● **Page text**:
################
We are disposed to think that this confusion has arisen from the near coincidence of "accident" and "injury" in this case and indeed, as is the case, in many "heart"·cases. Lord Atkin, in Fife Coal Co. v. Young (1940) 2 All ER 85, at p.91 referring to such matters said:


"It is necessary to emphasise the distinction between 'accident' and 'injury' which in some cases tend to become confused........... A man suffers from rupture, an aneurism bursts, the muscular action of the heart fails, while the man is doing his ordinary work, turning a wheel or a screw or lifting his hand. In such case it is, hardly possible to distinguish in time between 'accident' and 'injury'; the rupture (which is the accident) is at the same time injury from which follows at once, or after a lapse of time, death or incapacity. But the distinction between the two must be observed."


Here the accident was the coronary occlusion and the injury the infarct, each intimately related to the other, both temporally and functionally. All in all, we think it best if we leave the matter as put by the Judge in his reasons for judgment and proceed on that footing. We are satisfied that no injustice or disadvantage will accrue to either party from our so doing.


The appellant submitted that the ordinary stress associated with deceased's occupation so affected his diseased heart that it precipitated the coronary occlusion and his death, and that, accordingly, the personal injury - the infarct - which occasioned the accident - the occlusion of the coronary artery - arose out of his employment.


The word "stress" being sufficiently wide to encompass both mental and emotional strain and pressure on the one hand and physical effort on the other, we asked Mr Sharma whether he was relying on the one or the other or both. He replied - a combination of physical stress and mental stress. But when he came to elaborate he advanced only the former. He submitted that the deceased being the overall supervisor of the operation, carrying expensive cargo, navigating and manoeuvring the vessel for some two and a half hours in darkness would be acutely conscious of and anxious about his responsibility for the safety of his crew, his vessel and its cargo. And he went on to submit that it was open on the evidence for the magistrate to have found that deceased was under "some stress, albeit ordinary stress, resulting from his duties". The difficulty facing the appellant is that the evidence of the crewmen to effect that the deceased's job on that morning was not a difficult one; that all he did was steer the boat to Malau Jetty and that thereafter he had done no work at all. And on that basis he found that there was no evidence whatsoever of any physical or mental stress in the work. We find no warrant whatsoever for any alternative view. Indeed, we agree with the finding.
################
● **Page layout parsing data**:
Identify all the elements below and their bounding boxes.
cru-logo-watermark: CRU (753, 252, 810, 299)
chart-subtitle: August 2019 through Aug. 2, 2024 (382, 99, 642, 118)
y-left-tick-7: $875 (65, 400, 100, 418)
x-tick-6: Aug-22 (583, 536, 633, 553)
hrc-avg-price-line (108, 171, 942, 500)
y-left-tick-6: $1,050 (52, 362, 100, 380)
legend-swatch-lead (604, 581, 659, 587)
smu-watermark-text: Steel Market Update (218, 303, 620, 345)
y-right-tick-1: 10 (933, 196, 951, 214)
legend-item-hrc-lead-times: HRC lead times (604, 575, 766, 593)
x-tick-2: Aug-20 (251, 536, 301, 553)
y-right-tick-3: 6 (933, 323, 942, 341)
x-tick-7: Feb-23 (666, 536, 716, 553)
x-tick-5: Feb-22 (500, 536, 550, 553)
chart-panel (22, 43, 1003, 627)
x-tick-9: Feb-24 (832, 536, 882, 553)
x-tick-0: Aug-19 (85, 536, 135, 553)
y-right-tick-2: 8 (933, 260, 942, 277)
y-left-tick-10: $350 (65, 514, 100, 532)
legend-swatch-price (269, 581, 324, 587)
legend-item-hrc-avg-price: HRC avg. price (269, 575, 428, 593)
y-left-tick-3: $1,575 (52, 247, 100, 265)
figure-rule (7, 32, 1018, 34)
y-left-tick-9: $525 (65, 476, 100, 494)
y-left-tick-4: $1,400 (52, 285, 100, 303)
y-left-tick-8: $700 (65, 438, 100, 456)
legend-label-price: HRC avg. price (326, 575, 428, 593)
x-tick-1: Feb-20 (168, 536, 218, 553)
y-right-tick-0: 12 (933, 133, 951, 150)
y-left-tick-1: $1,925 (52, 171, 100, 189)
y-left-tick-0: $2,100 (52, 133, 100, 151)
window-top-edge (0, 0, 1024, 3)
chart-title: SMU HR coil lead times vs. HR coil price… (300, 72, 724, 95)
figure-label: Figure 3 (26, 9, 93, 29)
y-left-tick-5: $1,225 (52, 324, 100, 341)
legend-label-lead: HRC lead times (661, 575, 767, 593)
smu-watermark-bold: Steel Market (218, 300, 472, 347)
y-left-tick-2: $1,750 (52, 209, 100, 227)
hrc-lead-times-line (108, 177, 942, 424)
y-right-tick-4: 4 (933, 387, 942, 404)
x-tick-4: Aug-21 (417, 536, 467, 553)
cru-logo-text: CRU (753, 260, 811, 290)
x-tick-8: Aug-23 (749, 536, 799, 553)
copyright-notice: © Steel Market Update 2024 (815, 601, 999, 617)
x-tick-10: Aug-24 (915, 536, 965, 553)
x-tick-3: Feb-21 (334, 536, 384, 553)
################
● **Brief 1**: Reproduce word for word the stretch of the judgment text from "Here the accident" through "our so doing.".
● **Brief 2**: According to Mr Sharma's submission in the judgment text, the deceased would be anxious about the safety of which things? List all of them.
Rely only on the judgment text when you answer.

● **Answer area 1**:
Here the accident was the coronary occlusion and the injury the infarct, each intimately related to the other, both temporally and functionally. All in all, we think it best if we leave the matter as put by the Judge in his reasons for judgment and proceed on that footing. We are satisfied that no injustice or disadvantage will accrue to either party from our so doing.

● **Answer area 2**:
His crew
His vessel
Its cargo